# [Work to be completed]
Check every line of the entries below for the word "name", and copy the ones that have it.

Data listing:
%%

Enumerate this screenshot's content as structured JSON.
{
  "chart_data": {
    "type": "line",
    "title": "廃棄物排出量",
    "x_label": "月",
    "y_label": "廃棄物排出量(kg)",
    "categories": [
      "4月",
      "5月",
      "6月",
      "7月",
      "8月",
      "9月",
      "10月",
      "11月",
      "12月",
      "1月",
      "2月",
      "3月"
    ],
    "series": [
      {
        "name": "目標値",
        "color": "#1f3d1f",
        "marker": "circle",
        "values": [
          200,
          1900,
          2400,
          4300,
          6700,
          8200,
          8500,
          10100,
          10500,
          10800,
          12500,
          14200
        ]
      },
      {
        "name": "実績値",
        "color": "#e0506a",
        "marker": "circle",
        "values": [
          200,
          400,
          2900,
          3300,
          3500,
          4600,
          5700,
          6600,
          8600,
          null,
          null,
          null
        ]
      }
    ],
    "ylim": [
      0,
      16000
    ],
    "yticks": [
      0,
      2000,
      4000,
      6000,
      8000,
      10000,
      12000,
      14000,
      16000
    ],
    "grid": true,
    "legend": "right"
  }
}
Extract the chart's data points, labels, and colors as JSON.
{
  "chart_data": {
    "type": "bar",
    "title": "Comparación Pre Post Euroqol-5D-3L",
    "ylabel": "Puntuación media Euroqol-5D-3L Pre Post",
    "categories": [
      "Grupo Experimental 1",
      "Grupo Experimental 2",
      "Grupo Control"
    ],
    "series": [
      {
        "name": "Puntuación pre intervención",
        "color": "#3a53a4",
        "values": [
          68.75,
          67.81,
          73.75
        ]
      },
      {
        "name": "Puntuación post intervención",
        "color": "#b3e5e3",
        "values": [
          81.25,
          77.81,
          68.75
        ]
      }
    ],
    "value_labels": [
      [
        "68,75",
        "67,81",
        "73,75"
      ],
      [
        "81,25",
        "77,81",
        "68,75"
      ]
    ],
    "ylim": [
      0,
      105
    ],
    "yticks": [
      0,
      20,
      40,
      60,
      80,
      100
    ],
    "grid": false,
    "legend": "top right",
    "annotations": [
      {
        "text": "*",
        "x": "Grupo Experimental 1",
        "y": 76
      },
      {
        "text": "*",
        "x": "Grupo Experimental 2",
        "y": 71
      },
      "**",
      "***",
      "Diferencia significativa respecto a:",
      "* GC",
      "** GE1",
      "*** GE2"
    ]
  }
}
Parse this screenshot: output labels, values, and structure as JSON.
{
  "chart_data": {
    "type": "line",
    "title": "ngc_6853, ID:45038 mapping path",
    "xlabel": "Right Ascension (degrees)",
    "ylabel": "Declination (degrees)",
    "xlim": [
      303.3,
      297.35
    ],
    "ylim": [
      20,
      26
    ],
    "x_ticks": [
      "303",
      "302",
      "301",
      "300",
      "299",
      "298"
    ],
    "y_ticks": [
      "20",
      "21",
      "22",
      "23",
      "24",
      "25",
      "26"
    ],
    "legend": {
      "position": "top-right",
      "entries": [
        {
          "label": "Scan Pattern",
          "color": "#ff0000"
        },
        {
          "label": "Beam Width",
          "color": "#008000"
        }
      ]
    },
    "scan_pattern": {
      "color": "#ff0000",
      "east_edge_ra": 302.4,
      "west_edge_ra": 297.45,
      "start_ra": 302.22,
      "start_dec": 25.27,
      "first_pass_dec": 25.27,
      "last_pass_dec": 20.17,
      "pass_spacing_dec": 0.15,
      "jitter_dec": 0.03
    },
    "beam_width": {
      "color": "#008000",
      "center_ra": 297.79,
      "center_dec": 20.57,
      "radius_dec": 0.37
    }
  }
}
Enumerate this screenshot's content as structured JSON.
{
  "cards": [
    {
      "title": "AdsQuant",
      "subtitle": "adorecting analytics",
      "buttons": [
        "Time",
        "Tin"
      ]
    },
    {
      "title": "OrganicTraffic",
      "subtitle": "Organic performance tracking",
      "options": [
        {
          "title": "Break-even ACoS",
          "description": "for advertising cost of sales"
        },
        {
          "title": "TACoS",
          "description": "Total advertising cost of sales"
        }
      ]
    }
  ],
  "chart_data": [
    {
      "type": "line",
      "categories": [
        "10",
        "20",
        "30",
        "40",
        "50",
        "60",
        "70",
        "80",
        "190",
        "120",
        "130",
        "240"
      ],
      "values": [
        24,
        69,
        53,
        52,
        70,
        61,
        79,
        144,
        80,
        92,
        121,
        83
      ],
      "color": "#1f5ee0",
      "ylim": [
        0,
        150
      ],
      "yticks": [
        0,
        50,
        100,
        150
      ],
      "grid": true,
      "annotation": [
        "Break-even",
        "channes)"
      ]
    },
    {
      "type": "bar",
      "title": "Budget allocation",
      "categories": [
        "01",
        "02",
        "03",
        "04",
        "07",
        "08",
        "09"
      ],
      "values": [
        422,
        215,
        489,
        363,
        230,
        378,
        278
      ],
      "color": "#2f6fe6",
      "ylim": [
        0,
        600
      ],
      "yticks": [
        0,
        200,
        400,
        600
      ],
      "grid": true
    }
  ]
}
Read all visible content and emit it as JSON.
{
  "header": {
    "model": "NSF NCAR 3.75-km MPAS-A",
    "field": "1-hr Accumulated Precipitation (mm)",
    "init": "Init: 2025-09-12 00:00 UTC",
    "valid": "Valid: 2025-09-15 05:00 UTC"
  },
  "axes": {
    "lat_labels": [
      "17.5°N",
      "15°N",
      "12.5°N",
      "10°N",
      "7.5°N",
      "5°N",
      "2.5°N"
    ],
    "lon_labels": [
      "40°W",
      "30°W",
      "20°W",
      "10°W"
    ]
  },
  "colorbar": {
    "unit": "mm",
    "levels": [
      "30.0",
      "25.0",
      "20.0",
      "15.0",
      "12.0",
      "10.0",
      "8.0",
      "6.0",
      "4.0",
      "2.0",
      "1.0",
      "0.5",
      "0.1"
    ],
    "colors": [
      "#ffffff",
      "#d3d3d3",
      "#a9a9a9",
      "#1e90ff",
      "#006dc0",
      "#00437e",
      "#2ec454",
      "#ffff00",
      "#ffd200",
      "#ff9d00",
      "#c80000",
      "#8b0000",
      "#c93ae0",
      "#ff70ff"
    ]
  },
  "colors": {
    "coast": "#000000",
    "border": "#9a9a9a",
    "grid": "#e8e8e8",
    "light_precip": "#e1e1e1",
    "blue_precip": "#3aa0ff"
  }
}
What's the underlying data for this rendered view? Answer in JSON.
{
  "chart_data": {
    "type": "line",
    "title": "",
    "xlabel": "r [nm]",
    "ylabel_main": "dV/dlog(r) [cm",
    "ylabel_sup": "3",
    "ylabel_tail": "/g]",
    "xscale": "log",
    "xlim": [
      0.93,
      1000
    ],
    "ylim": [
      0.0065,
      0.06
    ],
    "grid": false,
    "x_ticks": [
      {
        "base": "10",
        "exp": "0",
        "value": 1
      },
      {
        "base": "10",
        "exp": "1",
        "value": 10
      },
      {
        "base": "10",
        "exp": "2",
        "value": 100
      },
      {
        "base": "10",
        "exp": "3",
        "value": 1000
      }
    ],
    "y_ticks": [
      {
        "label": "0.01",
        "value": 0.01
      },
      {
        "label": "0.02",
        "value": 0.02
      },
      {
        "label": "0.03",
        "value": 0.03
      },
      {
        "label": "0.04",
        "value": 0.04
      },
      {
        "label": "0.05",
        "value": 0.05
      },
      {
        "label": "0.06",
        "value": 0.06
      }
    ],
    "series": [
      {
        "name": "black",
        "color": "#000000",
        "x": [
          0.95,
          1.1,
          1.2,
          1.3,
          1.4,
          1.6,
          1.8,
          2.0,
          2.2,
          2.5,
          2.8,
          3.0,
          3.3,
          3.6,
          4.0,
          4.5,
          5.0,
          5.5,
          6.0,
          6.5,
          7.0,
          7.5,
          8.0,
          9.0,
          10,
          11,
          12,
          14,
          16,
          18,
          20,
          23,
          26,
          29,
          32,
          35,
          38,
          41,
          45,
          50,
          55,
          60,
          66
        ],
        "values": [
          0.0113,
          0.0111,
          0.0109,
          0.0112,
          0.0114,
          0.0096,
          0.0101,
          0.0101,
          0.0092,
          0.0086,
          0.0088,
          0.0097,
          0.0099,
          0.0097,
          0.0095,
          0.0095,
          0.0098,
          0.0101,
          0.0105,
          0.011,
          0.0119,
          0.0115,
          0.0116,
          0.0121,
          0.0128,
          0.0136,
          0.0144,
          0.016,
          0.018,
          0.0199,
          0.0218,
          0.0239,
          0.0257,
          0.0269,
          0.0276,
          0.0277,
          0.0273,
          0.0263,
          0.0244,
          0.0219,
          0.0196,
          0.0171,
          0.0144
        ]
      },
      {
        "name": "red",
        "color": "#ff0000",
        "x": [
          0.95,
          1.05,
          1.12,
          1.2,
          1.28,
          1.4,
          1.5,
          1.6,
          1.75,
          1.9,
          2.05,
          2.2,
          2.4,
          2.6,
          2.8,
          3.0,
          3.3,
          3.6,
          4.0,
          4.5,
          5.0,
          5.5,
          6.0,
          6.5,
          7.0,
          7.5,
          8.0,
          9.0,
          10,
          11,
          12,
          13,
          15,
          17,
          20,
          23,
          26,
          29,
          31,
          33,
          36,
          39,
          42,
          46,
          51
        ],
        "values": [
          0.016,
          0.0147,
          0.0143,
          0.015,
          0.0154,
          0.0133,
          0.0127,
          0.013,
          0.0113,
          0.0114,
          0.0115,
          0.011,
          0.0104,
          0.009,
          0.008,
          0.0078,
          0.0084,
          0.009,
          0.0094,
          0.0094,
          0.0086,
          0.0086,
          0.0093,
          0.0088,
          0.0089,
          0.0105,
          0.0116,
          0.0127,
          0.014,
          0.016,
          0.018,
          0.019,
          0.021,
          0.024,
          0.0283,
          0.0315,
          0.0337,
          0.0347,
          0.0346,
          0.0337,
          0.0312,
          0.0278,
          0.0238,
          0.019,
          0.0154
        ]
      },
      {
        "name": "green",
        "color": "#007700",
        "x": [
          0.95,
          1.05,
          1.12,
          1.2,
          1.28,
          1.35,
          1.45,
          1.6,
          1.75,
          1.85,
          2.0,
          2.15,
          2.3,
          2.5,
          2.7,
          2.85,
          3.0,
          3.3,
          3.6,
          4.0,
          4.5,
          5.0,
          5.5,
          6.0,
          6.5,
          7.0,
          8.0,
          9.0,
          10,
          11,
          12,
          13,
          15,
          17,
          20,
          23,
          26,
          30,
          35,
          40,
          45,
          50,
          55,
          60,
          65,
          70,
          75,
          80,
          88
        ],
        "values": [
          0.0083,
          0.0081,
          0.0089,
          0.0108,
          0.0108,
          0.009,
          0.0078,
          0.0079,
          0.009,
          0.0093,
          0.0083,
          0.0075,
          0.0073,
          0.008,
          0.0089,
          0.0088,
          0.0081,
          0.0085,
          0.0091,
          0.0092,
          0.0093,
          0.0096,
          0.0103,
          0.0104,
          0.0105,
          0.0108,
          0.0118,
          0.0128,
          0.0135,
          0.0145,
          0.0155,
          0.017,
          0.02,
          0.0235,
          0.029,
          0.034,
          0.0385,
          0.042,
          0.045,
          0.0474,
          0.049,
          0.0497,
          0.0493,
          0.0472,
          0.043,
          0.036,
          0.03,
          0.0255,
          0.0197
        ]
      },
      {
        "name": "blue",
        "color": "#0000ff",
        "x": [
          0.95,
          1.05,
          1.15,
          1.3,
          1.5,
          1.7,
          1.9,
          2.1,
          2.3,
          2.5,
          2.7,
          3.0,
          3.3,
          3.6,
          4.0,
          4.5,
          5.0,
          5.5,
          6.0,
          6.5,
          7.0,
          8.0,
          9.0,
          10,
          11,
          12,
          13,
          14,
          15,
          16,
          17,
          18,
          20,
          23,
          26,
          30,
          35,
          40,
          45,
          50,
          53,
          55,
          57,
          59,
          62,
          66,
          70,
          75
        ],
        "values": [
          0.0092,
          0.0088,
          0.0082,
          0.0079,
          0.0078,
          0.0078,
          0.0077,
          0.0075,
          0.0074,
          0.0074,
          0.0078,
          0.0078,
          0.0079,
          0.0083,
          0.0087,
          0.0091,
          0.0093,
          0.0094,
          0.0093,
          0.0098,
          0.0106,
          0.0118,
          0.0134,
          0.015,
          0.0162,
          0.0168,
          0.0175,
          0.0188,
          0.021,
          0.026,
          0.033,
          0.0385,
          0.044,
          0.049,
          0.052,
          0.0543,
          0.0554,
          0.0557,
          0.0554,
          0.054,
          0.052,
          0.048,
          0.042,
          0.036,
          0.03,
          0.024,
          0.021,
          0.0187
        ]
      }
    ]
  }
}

%%

# [Task answer]
        "name": "目標値",
        "name": "実績値",
        "name": "Puntuación pre intervención",
        "name": "Puntuación post intervención",
        "name": "black",
        "name": "red",
        "name": "green",
        "name": "blue",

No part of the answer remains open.